THE HIT FACTORY, INC. f/k/a THE HIT FACTORY OF FLORIDA, Plaintiff,
v.
ROYAL INSURANCE COMPANY OF AMERICA, Defendant.



The opinion of the court was delivered by: DEBORAH BATTS, District Judge

MEMORANDUM & ORDER

The Court has before it Defendant Royal Insurance Company of America's ("Royal Insurance" or "Defendant") Motion for Summary Judgment in favor of Defendant on the grounds that Defendant has already fulfilled its obligations to Plaintiff Hit Factory, Inc. ("Hit Factory") under the terms and conditions of an insurance policy issued by Defendant. Plaintiff argues that the insurance policy and the claim for coverage by Plaintiff raises genuine issues of material fact which preclude summary judgment.

For the reasons that follow, Defendant's Motion for Summary Judgment is DENIED.

  I. BACKGROUND

  This diversity action stems from a dispute concerning the extent of coverage provided by an insurance policy issued by Defendant Royal Insurance to Plaintiff Hit Factory. Plaintiff is a corporation organized under the laws of Florida, with its principal place of business in New York, New York. Defendant Royal Insurance is incorporated and maintains its principal place of business in Illinois. Defendant is licensed and authorized to issue policies of insurance in New York State. (Compl. ¶¶ 1-3.)

--- Data to use ---

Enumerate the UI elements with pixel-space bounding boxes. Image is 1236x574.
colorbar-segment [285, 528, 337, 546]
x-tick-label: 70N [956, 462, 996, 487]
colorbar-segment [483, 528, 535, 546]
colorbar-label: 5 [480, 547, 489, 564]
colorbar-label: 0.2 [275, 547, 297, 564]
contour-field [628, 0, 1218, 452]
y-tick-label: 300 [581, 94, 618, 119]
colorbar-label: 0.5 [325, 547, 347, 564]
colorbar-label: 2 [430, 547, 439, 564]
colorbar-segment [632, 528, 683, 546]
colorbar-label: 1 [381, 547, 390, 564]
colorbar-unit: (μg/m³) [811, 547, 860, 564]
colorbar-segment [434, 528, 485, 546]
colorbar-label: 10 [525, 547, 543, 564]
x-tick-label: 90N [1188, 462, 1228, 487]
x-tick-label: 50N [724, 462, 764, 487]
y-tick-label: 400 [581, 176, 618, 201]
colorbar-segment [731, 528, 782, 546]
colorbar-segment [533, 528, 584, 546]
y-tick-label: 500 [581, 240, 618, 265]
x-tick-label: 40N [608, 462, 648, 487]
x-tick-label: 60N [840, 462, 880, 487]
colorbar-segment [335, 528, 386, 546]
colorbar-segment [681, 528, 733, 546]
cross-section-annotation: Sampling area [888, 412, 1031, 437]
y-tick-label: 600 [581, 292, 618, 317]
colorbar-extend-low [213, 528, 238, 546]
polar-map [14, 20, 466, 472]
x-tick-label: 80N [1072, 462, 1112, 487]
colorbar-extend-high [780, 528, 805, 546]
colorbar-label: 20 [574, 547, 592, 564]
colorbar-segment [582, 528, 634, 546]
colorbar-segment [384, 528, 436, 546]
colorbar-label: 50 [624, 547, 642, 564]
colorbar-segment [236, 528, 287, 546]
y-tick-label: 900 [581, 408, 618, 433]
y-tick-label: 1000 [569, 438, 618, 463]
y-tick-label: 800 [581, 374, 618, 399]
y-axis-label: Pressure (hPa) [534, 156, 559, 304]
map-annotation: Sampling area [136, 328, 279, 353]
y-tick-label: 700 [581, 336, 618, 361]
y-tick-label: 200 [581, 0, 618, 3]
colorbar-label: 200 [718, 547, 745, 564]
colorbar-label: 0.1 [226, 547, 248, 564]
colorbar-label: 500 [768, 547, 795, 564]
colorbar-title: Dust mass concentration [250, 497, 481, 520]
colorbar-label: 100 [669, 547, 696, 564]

--- Tasks and exercises ---
(1) Revise the records from their first line through the line containing "cross-section-annotation: Sampling area", replacing "colorbar-segment" with "legend-swatch" and leaving everything else unchanged.
(2) Continue the court opinion on the insurance coverage dispute, starting after its last sentence.

--- Expected responses ---
(1)
Enumerate the UI elements with pixel-space bounding boxes. Image is 1236x574.
legend-swatch [285, 528, 337, 546]
x-tick-label: 70N [956, 462, 996, 487]
legend-swatch [483, 528, 535, 546]
colorbar-label: 5 [480, 547, 489, 564]
colorbar-label: 0.2 [275, 547, 297, 564]
contour-field [628, 0, 1218, 452]
y-tick-label: 300 [581, 94, 618, 119]
colorbar-label: 0.5 [325, 547, 347, 564]
colorbar-label: 2 [430, 547, 439, 564]
legend-swatch [632, 528, 683, 546]
colorbar-label: 1 [381, 547, 390, 564]
colorbar-unit: (μg/m³) [811, 547, 860, 564]
legend-swatch [434, 528, 485, 546]
colorbar-label: 10 [525, 547, 543, 564]
x-tick-label: 90N [1188, 462, 1228, 487]
x-tick-label: 50N [724, 462, 764, 487]
y-tick-label: 400 [581, 176, 618, 201]
legend-swatch [731, 528, 782, 546]
legend-swatch [533, 528, 584, 546]
y-tick-label: 500 [581, 240, 618, 265]
x-tick-label: 40N [608, 462, 648, 487]
x-tick-label: 60N [840, 462, 880, 487]
legend-swatch [335, 528, 386, 546]
legend-swatch [681, 528, 733, 546]
cross-section-annotation: Sampling area [888, 412, 1031, 437]

(2)
  Plaintiff rented the premises located at 1755 Northeast 149th Street, Miami, Florida from an entity known as 327 Holding.*fn1 Prior to October 3, 2000, Defendant issued an insurance policy to Plaintiff ("Policy") with effective dates of coverage from February 1, 2000 to February 1, 2001. This Policy insured the premises at 1755 N.E. 149th Street, which is the subject matter of this litigation ("Insured Property"). The Policy contains a $1,000,000 sub-limit for "loss or damage by `flood'" and a $1,000,000 sub-limit for "loss or damage caused by water that backs up from sewer(s) or drain(s)." (Silverberg Aff. Ex. 5 at R-00414.) The Policy also contains a $25,000 per occurrence deductible for flood and a $25,000 per occurrence deductible for backup of sewers and drains. (Id. at R-00415.)

  The Policy defines "flood" as including: "Surface water, waves, or tidal water and the rising (including the overflow or breaking of boundaries) of lakes, ponds, reservoirs, rivers, harbors, streams, or similar bodies of water, whether driven by wind or not; . . . Mud slide or mud flow." (Id. at R-0047.) The Policy does not provide a definition for loss or damage caused by backup of sewers or drains.

  In addition, the Policy contains a provision entitled "Insurance Under Two or More Coverages" which provides that "If two or more of this policy's coverages apply to the same loss or damage, we will not pay more than the actual amount of the loss or damages." (Id. at R-00016.)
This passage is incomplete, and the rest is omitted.